#### Task goal:
Copy out each line below exactly as it appears.

======== Dataset content ========

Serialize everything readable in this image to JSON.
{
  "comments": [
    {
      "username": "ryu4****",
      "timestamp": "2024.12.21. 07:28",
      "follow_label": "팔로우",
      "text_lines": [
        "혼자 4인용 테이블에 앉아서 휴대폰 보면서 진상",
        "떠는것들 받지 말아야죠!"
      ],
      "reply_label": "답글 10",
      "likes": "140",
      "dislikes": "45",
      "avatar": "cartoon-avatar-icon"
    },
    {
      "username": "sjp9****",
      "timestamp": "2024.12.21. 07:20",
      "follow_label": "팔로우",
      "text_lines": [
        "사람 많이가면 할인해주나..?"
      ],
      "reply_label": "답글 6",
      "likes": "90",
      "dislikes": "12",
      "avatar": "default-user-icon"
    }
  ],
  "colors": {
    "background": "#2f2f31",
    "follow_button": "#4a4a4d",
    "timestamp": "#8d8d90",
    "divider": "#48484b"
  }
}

========

#### Response:
Serialize everything readable in this image to JSON.
{
  "comments": [
    {
      "username": "ryu4****",
      "timestamp": "2024.12.21. 07:28",
      "follow_label": "팔로우",
      "text_lines": [
        "혼자 4인용 테이블에 앉아서 휴대폰 보면서 진상",
        "떠는것들 받지 말아야죠!"
      ],
      "reply_label": "답글 10",
      "likes": "140",
      "dislikes": "45",
      "avatar": "cartoon-avatar-icon"
    },
    {
      "username": "sjp9****",
      "timestamp": "2024.12.21. 07:20",
      "follow_label": "팔로우",
      "text_lines": [
        "사람 많이가면 할인해주나..?"
      ],
      "reply_label": "답글 6",
      "likes": "90",
      "dislikes": "12",
      "avatar": "default-user-icon"
    }
  ],
  "colors": {
    "background": "#2f2f31",
    "follow_button": "#4a4a4d",
    "timestamp": "#8d8d90",
    "divider": "#48484b"
  }
}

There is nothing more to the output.